# THE REQUEST:
Transcribe each record exactly. Include every one.

# MATERIAL PROVIDED:

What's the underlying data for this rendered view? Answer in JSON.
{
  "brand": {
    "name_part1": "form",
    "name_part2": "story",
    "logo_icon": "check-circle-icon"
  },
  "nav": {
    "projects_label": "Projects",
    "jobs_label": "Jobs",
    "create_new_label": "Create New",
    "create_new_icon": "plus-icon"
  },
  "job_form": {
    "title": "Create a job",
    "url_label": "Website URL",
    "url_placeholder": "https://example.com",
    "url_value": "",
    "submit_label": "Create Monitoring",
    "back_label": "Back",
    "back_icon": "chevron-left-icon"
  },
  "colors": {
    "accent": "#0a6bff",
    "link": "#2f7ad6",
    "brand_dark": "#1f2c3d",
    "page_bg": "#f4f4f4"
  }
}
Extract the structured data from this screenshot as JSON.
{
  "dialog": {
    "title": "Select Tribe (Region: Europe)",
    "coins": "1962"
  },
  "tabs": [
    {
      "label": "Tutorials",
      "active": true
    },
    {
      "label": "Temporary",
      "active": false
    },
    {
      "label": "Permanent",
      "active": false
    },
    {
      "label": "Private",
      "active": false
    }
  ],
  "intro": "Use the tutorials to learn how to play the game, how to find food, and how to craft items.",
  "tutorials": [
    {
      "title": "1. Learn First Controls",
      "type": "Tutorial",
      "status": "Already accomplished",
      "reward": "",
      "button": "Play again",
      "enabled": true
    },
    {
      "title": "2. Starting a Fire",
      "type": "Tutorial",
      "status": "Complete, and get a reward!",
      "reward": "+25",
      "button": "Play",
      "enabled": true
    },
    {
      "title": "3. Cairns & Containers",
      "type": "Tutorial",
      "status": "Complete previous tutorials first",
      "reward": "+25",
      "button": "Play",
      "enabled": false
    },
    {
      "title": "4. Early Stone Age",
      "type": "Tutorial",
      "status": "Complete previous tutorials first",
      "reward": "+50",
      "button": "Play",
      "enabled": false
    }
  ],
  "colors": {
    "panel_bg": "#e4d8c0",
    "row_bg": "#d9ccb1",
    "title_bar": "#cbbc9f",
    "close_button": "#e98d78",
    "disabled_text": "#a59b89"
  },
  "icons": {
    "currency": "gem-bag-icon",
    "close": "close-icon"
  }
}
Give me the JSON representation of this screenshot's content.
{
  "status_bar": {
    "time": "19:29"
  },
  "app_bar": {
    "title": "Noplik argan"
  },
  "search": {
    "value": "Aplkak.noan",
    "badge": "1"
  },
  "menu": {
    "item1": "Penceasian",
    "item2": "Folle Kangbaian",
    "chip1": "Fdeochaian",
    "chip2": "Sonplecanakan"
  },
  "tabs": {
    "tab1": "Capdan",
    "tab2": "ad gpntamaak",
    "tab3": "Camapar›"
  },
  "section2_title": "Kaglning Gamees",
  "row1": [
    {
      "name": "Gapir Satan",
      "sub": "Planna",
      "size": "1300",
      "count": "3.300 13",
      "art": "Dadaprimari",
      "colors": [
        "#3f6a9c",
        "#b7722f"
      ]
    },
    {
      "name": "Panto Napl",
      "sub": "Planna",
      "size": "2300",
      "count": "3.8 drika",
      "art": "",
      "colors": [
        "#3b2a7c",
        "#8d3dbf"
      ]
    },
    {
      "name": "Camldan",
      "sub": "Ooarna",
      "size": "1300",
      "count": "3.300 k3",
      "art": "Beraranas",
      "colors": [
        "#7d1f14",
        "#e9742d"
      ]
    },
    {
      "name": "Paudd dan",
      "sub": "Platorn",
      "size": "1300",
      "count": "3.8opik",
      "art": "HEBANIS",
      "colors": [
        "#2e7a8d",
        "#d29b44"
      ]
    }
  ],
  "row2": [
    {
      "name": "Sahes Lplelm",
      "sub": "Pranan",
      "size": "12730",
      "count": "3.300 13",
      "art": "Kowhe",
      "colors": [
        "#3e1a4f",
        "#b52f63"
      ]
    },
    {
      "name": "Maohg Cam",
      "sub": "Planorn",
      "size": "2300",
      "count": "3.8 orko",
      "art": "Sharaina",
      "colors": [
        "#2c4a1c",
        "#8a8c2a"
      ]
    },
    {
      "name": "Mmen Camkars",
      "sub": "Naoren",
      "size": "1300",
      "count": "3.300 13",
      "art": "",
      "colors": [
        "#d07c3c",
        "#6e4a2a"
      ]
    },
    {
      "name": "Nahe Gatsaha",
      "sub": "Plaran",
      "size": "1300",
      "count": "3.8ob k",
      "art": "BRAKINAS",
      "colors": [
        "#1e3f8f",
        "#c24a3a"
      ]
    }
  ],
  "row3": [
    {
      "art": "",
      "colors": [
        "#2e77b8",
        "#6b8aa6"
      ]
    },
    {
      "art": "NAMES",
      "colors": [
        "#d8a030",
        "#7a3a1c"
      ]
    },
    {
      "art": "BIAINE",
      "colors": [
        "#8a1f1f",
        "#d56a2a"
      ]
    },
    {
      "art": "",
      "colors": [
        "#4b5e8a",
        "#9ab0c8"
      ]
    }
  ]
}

# SOLUTION TO THIS TASK:
What's the underlying data for this rendered view? Answer in JSON.
{
  "brand": {
    "name_part1": "form",
    "name_part2": "story",
    "logo_icon": "check-circle-icon"
  },
  "nav": {
    "projects_label": "Projects",
    "jobs_label": "Jobs",
    "create_new_label": "Create New",
    "create_new_icon": "plus-icon"
  },
  "job_form": {
    "title": "Create a job",
    "url_label": "Website URL",
    "url_placeholder": "https://example.com",
    "url_value": "",
    "submit_label": "Create Monitoring",
    "back_label": "Back",
    "back_icon": "chevron-left-icon"
  },
  "colors": {
    "accent": "#0a6bff",
    "link": "#2f7ad6",
    "brand_dark": "#1f2c3d",
    "page_bg": "#f4f4f4"
  }
}
Extract the structured data from this screenshot as JSON.
{
  "dialog": {
    "title": "Select Tribe (Region: Europe)",
    "coins": "1962"
  },
  "tabs": [
    {
      "label": "Tutorials",
      "active": true
    },
    {
      "label": "Temporary",
      "active": false
    },
    {
      "label": "Permanent",
      "active": false
    },
    {
      "label": "Private",
      "active": false
    }
  ],
  "intro": "Use the tutorials to learn how to play the game, how to find food, and how to craft items.",
  "tutorials": [
    {
      "title": "1. Learn First Controls",
      "type": "Tutorial",
      "status": "Already accomplished",
      "reward": "",
      "button": "Play again",
      "enabled": true
    },
    {
      "title": "2. Starting a Fire",
      "type": "Tutorial",
      "status": "Complete, and get a reward!",
      "reward": "+25",
      "button": "Play",
      "enabled": true
    },
    {
      "title": "3. Cairns & Containers",
      "type": "Tutorial",
      "status": "Complete previous tutorials first",
      "reward": "+25",
      "button": "Play",
      "enabled": false
    },
    {
      "title": "4. Early Stone Age",
      "type": "Tutorial",
      "status": "Complete previous tutorials first",
      "reward": "+50",
      "button": "Play",
      "enabled": false
    }
  ],
  "colors": {
    "panel_bg": "#e4d8c0",
    "row_bg": "#d9ccb1",
    "title_bar": "#cbbc9f",
    "close_button": "#e98d78",
    "disabled_text": "#a59b89"
  },
  "icons": {
    "currency": "gem-bag-icon",
    "close": "close-icon"
  }
}
Give me the JSON representation of this screenshot's content.
{
  "status_bar": {
    "time": "19:29"
  },
  "app_bar": {
    "title": "Noplik argan"
  },
  "search": {
    "value": "Aplkak.noan",
    "badge": "1"
  },
  "menu": {
    "item1": "Penceasian",
    "item2": "Folle Kangbaian",
    "chip1": "Fdeochaian",
    "chip2": "Sonplecanakan"
  },
  "tabs": {
    "tab1": "Capdan",
    "tab2": "ad gpntamaak",
    "tab3": "Camapar›"
  },
  "section2_title": "Kaglning Gamees",
  "row1": [
    {
      "name": "Gapir Satan",
      "sub": "Planna",
      "size": "1300",
      "count": "3.300 13",
      "art": "Dadaprimari",
      "colors": [
        "#3f6a9c",
        "#b7722f"
      ]
    },
    {
      "name": "Panto Napl",
      "sub": "Planna",
      "size": "2300",
      "count": "3.8 drika",
      "art": "",
      "colors": [
        "#3b2a7c",
        "#8d3dbf"
      ]
    },
    {
      "name": "Camldan",
      "sub": "Ooarna",
      "size": "1300",
      "count": "3.300 k3",
      "art": "Beraranas",
      "colors": [
        "#7d1f14",
        "#e9742d"
      ]
    },
    {
      "name": "Paudd dan",
      "sub": "Platorn",
      "size": "1300",
      "count": "3.8opik",
      "art": "HEBANIS",
      "colors": [
        "#2e7a8d",
        "#d29b44"
      ]
    }
  ],
  "row2": [
    {
      "name": "Sahes Lplelm",
      "sub": "Pranan",
      "size": "12730",
      "count": "3.300 13",
      "art": "Kowhe",
      "colors": [
        "#3e1a4f",
        "#b52f63"
      ]
    },
    {
      "name": "Maohg Cam",
      "sub": "Planorn",
      "size": "2300",
      "count": "3.8 orko",
      "art": "Sharaina",
      "colors": [
        "#2c4a1c",
        "#8a8c2a"
      ]
    },
    {
      "name": "Mmen Camkars",
      "sub": "Naoren",
      "size": "1300",
      "count": "3.300 13",
      "art": "",
      "colors": [
        "#d07c3c",
        "#6e4a2a"
      ]
    },
    {
      "name": "Nahe Gatsaha",
      "sub": "Plaran",
      "size": "1300",
      "count": "3.8ob k",
      "art": "BRAKINAS",
      "colors": [
        "#1e3f8f",
        "#c24a3a"
      ]
    }
  ],
  "row3": [
    {
      "art": "",
      "colors": [
        "#2e77b8",
        "#6b8aa6"
      ]
    },
    {
      "art": "NAMES",
      "colors": [
        "#d8a030",
        "#7a3a1c"
      ]
    },
    {
      "art": "BIAINE",
      "colors": [
        "#8a1f1f",
        "#d56a2a"
      ]
    },
    {
      "art": "",
      "colors": [
        "#4b5e8a",
        "#9ab0c8"
      ]
    }
  ]
}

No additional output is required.